(Items from a dataset)

--- begin ---

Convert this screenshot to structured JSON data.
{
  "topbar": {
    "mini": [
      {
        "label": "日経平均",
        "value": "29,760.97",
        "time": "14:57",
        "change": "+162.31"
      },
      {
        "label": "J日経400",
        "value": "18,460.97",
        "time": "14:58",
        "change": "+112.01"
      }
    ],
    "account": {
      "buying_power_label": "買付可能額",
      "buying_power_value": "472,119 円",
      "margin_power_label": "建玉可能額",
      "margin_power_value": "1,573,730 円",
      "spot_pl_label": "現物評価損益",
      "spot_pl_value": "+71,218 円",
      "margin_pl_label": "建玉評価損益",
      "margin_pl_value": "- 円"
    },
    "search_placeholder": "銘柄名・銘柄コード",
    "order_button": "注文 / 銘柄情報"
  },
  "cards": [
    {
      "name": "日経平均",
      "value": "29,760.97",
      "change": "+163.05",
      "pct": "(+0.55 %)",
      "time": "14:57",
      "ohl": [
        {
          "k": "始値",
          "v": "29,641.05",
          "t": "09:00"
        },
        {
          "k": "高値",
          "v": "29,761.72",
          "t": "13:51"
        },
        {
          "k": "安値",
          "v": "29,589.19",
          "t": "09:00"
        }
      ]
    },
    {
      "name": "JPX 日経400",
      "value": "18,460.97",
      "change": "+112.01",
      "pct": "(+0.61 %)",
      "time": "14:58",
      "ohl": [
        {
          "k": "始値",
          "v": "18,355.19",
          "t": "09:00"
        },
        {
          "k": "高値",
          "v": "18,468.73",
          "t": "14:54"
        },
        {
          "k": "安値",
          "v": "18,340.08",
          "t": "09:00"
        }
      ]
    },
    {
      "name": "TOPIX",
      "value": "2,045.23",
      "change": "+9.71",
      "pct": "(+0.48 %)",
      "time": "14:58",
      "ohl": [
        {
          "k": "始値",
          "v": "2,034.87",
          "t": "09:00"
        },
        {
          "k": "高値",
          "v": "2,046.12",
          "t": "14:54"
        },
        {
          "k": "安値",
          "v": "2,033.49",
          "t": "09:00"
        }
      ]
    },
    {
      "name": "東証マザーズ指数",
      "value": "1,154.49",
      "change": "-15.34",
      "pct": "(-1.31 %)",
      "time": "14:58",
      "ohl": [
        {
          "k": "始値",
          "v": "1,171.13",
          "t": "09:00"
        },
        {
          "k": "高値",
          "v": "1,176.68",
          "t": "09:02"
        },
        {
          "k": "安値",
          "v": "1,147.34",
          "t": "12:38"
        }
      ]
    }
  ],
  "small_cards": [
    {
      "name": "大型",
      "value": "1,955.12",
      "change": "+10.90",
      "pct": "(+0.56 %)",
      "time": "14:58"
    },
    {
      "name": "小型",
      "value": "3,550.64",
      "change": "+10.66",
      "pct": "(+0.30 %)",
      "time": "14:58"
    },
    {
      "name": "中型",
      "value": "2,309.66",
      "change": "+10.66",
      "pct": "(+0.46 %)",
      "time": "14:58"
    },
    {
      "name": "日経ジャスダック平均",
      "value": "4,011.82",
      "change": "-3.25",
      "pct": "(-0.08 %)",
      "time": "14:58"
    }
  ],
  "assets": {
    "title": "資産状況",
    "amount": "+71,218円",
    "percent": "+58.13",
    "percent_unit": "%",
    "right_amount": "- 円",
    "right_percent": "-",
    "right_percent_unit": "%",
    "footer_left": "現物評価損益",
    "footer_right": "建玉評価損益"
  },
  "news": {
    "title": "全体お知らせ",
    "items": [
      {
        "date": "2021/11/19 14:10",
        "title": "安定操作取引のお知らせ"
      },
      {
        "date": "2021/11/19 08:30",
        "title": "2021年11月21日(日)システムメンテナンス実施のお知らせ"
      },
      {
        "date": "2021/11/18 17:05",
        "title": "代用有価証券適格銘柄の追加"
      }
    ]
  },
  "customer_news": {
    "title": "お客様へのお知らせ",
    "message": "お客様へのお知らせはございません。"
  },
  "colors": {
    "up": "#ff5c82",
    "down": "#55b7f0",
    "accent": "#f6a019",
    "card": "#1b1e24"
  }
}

--- end ---

From the data above, extract every line in its exact form.

» SOLUTION:
Convert this screenshot to structured JSON data.
{
  "topbar": {
    "mini": [
      {
        "label": "日経平均",
        "value": "29,760.97",
        "time": "14:57",
        "change": "+162.31"
      },
      {
        "label": "J日経400",
        "value": "18,460.97",
        "time": "14:58",
        "change": "+112.01"
      }
    ],
    "account": {
      "buying_power_label": "買付可能額",
      "buying_power_value": "472,119 円",
      "margin_power_label": "建玉可能額",
      "margin_power_value": "1,573,730 円",
      "spot_pl_label": "現物評価損益",
      "spot_pl_value": "+71,218 円",
      "margin_pl_label": "建玉評価損益",
      "margin_pl_value": "- 円"
    },
    "search_placeholder": "銘柄名・銘柄コード",
    "order_button": "注文 / 銘柄情報"
  },
  "cards": [
    {
      "name": "日経平均",
      "value": "29,760.97",
      "change": "+163.05",
      "pct": "(+0.55 %)",
      "time": "14:57",
      "ohl": [
        {
          "k": "始値",
          "v": "29,641.05",
          "t": "09:00"
        },
        {
          "k": "高値",
          "v": "29,761.72",
          "t": "13:51"
        },
        {
          "k": "安値",
          "v": "29,589.19",
          "t": "09:00"
        }
      ]
    },
    {
      "name": "JPX 日経400",
      "value": "18,460.97",
      "change": "+112.01",
      "pct": "(+0.61 %)",
      "time": "14:58",
      "ohl": [
        {
          "k": "始値",
          "v": "18,355.19",
          "t": "09:00"
        },
        {
          "k": "高値",
          "v": "18,468.73",
          "t": "14:54"
        },
        {
          "k": "安値",
          "v": "18,340.08",
          "t": "09:00"
        }
      ]
    },
    {
      "name": "TOPIX",
      "value": "2,045.23",
      "change": "+9.71",
      "pct": "(+0.48 %)",
      "time": "14:58",
      "ohl": [
        {
          "k": "始値",
          "v": "2,034.87",
          "t": "09:00"
        },
        {
          "k": "高値",
          "v": "2,046.12",
          "t": "14:54"
        },
        {
          "k": "安値",
          "v": "2,033.49",
          "t": "09:00"
        }
      ]
    },
    {
      "name": "東証マザーズ指数",
      "value": "1,154.49",
      "change": "-15.34",
      "pct": "(-1.31 %)",
      "time": "14:58",
      "ohl": [
        {
          "k": "始値",
          "v": "1,171.13",
          "t": "09:00"
        },
        {
          "k": "高値",
          "v": "1,176.68",
          "t": "09:02"
        },
        {
          "k": "安値",
          "v": "1,147.34",
          "t": "12:38"
        }
      ]
    }
  ],
  "small_cards": [
    {
      "name": "大型",
      "value": "1,955.12",
      "change": "+10.90",
      "pct": "(+0.56 %)",
      "time": "14:58"
    },
    {
      "name": "小型",
      "value": "3,550.64",
      "change": "+10.66",
      "pct": "(+0.30 %)",
      "time": "14:58"
    },
    {
      "name": "中型",
      "value": "2,309.66",
      "change": "+10.66",
      "pct": "(+0.46 %)",
      "time": "14:58"
    },
    {
      "name": "日経ジャスダック平均",
      "value": "4,011.82",
      "change": "-3.25",
      "pct": "(-0.08 %)",
      "time": "14:58"
    }
  ],
  "assets": {
    "title": "資産状況",
    "amount": "+71,218円",
    "percent": "+58.13",
    "percent_unit": "%",
    "right_amount": "- 円",
    "right_percent": "-",
    "right_percent_unit": "%",
    "footer_left": "現物評価損益",
    "footer_right": "建玉評価損益"
  },
  "news": {
    "title": "全体お知らせ",
    "items": [
      {
        "date": "2021/11/19 14:10",
        "title": "安定操作取引のお知らせ"
      },
      {
        "date": "2021/11/19 08:30",
        "title": "2021年11月21日(日)システムメンテナンス実施のお知らせ"
      },
      {
        "date": "2021/11/18 17:05",
        "title": "代用有価証券適格銘柄の追加"
      }
    ]
  },
  "customer_news": {
    "title": "お客様へのお知らせ",
    "message": "お客様へのお知らせはございません。"
  },
  "colors": {
    "up": "#ff5c82",
    "down": "#55b7f0",
    "accent": "#f6a019",
    "card": "#1b1e24"
  }
}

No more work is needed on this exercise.